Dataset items
** Start **

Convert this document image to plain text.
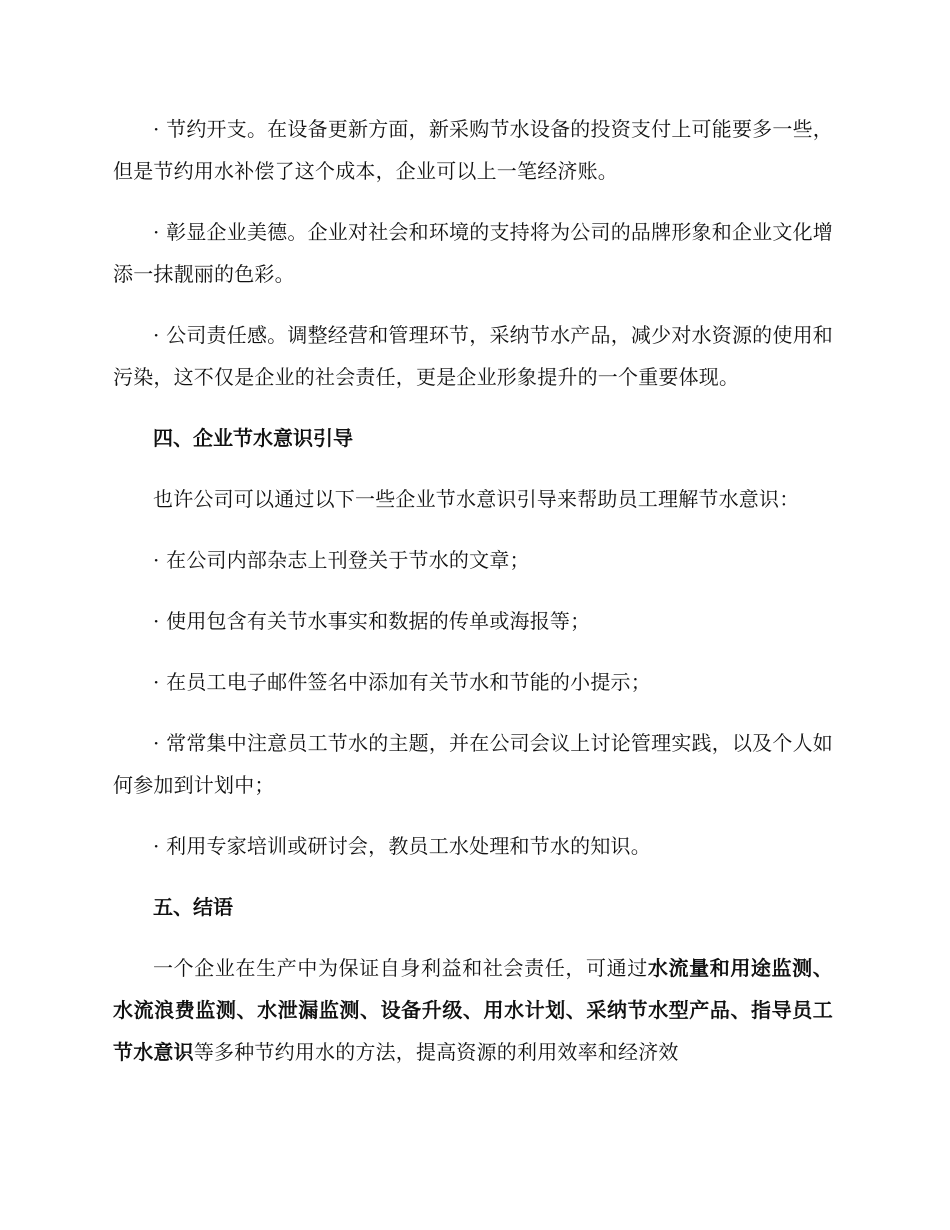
· 节约开支。在设备更新方面，新采购节水设备的投资支付上可能要多一些，但是节约用水补偿了这个成本，企业可以上一笔经济账。

· 彰显企业美德。企业对社会和环境的支持将为公司的品牌形象和企业文化增添一抹靓丽的色彩。

· 公司责任感。调整经营和管理环节，采纳节水产品，减少对水资源的使用和污染，这不仅是企业的社会责任，更是企业形象提升的一个重要体现。

四、企业节水意识引导

也许公司可以通过以下一些企业节水意识引导来帮助员工理解节水意识：

· 在公司内部杂志上刊登关于节水的文章；

· 使用包含有关节水事实和数据的传单或海报等；

· 在员工电子邮件签名中添加有关节水和节能的小提示；

· 常常集中注意员工节水的主题，并在公司会议上讨论管理实践，以及个人如何参加到计划中；

· 利用专家培训或研讨会，教员工水处理和节水的知识。

五、结语

一个企业在生产中为保证自身利益和社会责任，可通过水流量和用途监测、水流浪费监测、水泄漏监测、设备升级、用水计划、采纳节水型产品、指导员工节水意识等多种节约用水的方法，提高资源的利用效率和经济效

** End **

GIVEN PROBLEM:
Working from the material above, transcribe it exactly while omitting pictures.

RESPONSE TO THE TASK:
Convert this document image to plain text.
· 节约开支。在设备更新方面，新采购节水设备的投资支付上可能要多一些，但是节约用水补偿了这个成本，企业可以上一笔经济账。

· 彰显企业美德。企业对社会和环境的支持将为公司的品牌形象和企业文化增添一抹靓丽的色彩。

· 公司责任感。调整经营和管理环节，采纳节水产品，减少对水资源的使用和污染，这不仅是企业的社会责任，更是企业形象提升的一个重要体现。

四、企业节水意识引导

也许公司可以通过以下一些企业节水意识引导来帮助员工理解节水意识：

· 在公司内部杂志上刊登关于节水的文章；

· 使用包含有关节水事实和数据的传单或海报等；

· 在员工电子邮件签名中添加有关节水和节能的小提示；

· 常常集中注意员工节水的主题，并在公司会议上讨论管理实践，以及个人如何参加到计划中；

· 利用专家培训或研讨会，教员工水处理和节水的知识。

五、结语

一个企业在生产中为保证自身利益和社会责任，可通过水流量和用途监测、水流浪费监测、水泄漏监测、设备升级、用水计划、采纳节水型产品、指导员工节水意识等多种节约用水的方法，提高资源的利用效率和经济效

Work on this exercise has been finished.